[Exercise goal]
Do not carry the pictures over; copy every other part of the entries exactly.

-*-

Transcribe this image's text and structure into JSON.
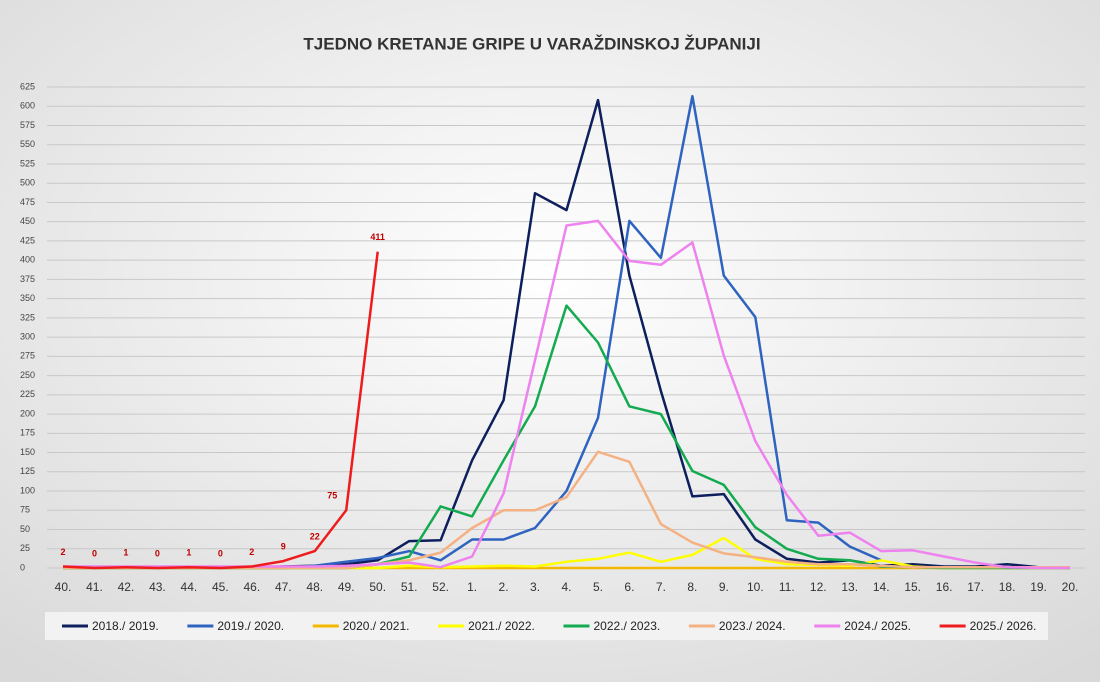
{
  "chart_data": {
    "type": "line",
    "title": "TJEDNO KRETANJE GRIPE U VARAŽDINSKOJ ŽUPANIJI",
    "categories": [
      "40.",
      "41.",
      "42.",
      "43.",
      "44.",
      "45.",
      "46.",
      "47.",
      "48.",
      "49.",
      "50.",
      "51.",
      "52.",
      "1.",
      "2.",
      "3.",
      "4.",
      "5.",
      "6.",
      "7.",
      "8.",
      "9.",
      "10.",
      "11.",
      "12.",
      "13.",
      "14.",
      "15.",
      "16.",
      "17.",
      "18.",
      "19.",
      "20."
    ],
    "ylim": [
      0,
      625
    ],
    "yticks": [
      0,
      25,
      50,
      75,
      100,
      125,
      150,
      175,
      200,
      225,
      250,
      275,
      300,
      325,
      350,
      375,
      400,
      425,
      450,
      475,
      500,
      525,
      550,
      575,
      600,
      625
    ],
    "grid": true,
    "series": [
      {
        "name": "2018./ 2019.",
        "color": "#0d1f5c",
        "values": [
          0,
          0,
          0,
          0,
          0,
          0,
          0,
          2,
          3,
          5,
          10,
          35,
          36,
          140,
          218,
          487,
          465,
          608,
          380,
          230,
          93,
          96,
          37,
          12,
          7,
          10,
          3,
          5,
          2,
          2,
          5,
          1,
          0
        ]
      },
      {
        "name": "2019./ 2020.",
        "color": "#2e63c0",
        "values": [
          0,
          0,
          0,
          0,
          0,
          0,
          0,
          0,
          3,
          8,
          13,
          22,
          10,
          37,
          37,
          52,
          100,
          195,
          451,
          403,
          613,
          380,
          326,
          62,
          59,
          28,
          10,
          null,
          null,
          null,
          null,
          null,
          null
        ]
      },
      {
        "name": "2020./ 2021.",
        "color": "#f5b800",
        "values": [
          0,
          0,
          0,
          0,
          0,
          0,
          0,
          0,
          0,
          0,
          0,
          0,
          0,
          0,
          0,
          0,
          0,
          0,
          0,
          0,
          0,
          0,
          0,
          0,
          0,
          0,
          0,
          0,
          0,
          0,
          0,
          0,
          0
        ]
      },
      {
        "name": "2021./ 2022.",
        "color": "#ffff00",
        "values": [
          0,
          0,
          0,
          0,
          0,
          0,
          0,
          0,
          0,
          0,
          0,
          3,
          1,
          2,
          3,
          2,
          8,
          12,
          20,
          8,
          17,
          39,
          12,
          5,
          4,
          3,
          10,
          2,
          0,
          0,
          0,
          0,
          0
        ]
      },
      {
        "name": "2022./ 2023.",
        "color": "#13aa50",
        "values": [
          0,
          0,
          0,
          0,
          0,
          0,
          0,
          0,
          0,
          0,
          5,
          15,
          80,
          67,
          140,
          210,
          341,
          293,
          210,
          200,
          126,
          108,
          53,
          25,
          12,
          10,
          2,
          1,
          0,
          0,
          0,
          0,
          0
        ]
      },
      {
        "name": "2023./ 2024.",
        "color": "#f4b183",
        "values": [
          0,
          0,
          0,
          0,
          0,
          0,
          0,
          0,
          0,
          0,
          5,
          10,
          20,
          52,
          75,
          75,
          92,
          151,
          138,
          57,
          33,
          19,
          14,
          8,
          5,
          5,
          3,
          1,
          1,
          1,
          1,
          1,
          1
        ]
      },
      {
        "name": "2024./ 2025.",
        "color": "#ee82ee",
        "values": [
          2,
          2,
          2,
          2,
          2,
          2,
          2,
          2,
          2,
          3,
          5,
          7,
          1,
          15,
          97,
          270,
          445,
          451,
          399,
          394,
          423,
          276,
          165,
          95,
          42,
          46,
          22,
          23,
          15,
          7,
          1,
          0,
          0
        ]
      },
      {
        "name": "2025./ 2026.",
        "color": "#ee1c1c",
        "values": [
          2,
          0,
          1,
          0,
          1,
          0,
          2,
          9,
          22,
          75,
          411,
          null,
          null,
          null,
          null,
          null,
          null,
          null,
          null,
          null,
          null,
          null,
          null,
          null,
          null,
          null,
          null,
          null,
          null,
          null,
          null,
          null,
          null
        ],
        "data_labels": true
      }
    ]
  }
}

-*-

[Result of this exercise]
Transcribe this image's text and structure into JSON.
{
  "chart_data": {
    "type": "line",
    "title": "TJEDNO KRETANJE GRIPE U VARAŽDINSKOJ ŽUPANIJI",
    "categories": [
      "40.",
      "41.",
      "42.",
      "43.",
      "44.",
      "45.",
      "46.",
      "47.",
      "48.",
      "49.",
      "50.",
      "51.",
      "52.",
      "1.",
      "2.",
      "3.",
      "4.",
      "5.",
      "6.",
      "7.",
      "8.",
      "9.",
      "10.",
      "11.",
      "12.",
      "13.",
      "14.",
      "15.",
      "16.",
      "17.",
      "18.",
      "19.",
      "20."
    ],
    "ylim": [
      0,
      625
    ],
    "yticks": [
      0,
      25,
      50,
      75,
      100,
      125,
      150,
      175,
      200,
      225,
      250,
      275,
      300,
      325,
      350,
      375,
      400,
      425,
      450,
      475,
      500,
      525,
      550,
      575,
      600,
      625
    ],
    "grid": true,
    "series": [
      {
        "name": "2018./ 2019.",
        "color": "#0d1f5c",
        "values": [
          0,
          0,
          0,
          0,
          0,
          0,
          0,
          2,
          3,
          5,
          10,
          35,
          36,
          140,
          218,
          487,
          465,
          608,
          380,
          230,
          93,
          96,
          37,
          12,
          7,
          10,
          3,
          5,
          2,
          2,
          5,
          1,
          0
        ]
      },
      {
        "name": "2019./ 2020.",
        "color": "#2e63c0",
        "values": [
          0,
          0,
          0,
          0,
          0,
          0,
          0,
          0,
          3,
          8,
          13,
          22,
          10,
          37,
          37,
          52,
          100,
          195,
          451,
          403,
          613,
          380,
          326,
          62,
          59,
          28,
          10,
          null,
          null,
          null,
          null,
          null,
          null
        ]
      },
      {
        "name": "2020./ 2021.",
        "color": "#f5b800",
        "values": [
          0,
          0,
          0,
          0,
          0,
          0,
          0,
          0,
          0,
          0,
          0,
          0,
          0,
          0,
          0,
          0,
          0,
          0,
          0,
          0,
          0,
          0,
          0,
          0,
          0,
          0,
          0,
          0,
          0,
          0,
          0,
          0,
          0
        ]
      },
      {
        "name": "2021./ 2022.",
        "color": "#ffff00",
        "values": [
          0,
          0,
          0,
          0,
          0,
          0,
          0,
          0,
          0,
          0,
          0,
          3,
          1,
          2,
          3,
          2,
          8,
          12,
          20,
          8,
          17,
          39,
          12,
          5,
          4,
          3,
          10,
          2,
          0,
          0,
          0,
          0,
          0
        ]
      },
      {
        "name": "2022./ 2023.",
        "color": "#13aa50",
        "values": [
          0,
          0,
          0,
          0,
          0,
          0,
          0,
          0,
          0,
          0,
          5,
          15,
          80,
          67,
          140,
          210,
          341,
          293,
          210,
          200,
          126,
          108,
          53,
          25,
          12,
          10,
          2,
          1,
          0,
          0,
          0,
          0,
          0
        ]
      },
      {
        "name": "2023./ 2024.",
        "color": "#f4b183",
        "values": [
          0,
          0,
          0,
          0,
          0,
          0,
          0,
          0,
          0,
          0,
          5,
          10,
          20,
          52,
          75,
          75,
          92,
          151,
          138,
          57,
          33,
          19,
          14,
          8,
          5,
          5,
          3,
          1,
          1,
          1,
          1,
          1,
          1
        ]
      },
      {
        "name": "2024./ 2025.",
        "color": "#ee82ee",
        "values": [
          2,
          2,
          2,
          2,
          2,
          2,
          2,
          2,
          2,
          3,
          5,
          7,
          1,
          15,
          97,
          270,
          445,
          451,
          399,
          394,
          423,
          276,
          165,
          95,
          42,
          46,
          22,
          23,
          15,
          7,
          1,
          0,
          0
        ]
      },
      {
        "name": "2025./ 2026.",
        "color": "#ee1c1c",
        "values": [
          2,
          0,
          1,
          0,
          1,
          0,
          2,
          9,
          22,
          75,
          411,
          null,
          null,
          null,
          null,
          null,
          null,
          null,
          null,
          null,
          null,
          null,
          null,
          null,
          null,
          null,
          null,
          null,
          null,
          null,
          null,
          null,
          null
        ],
        "data_labels": true
      }
    ]
  }
}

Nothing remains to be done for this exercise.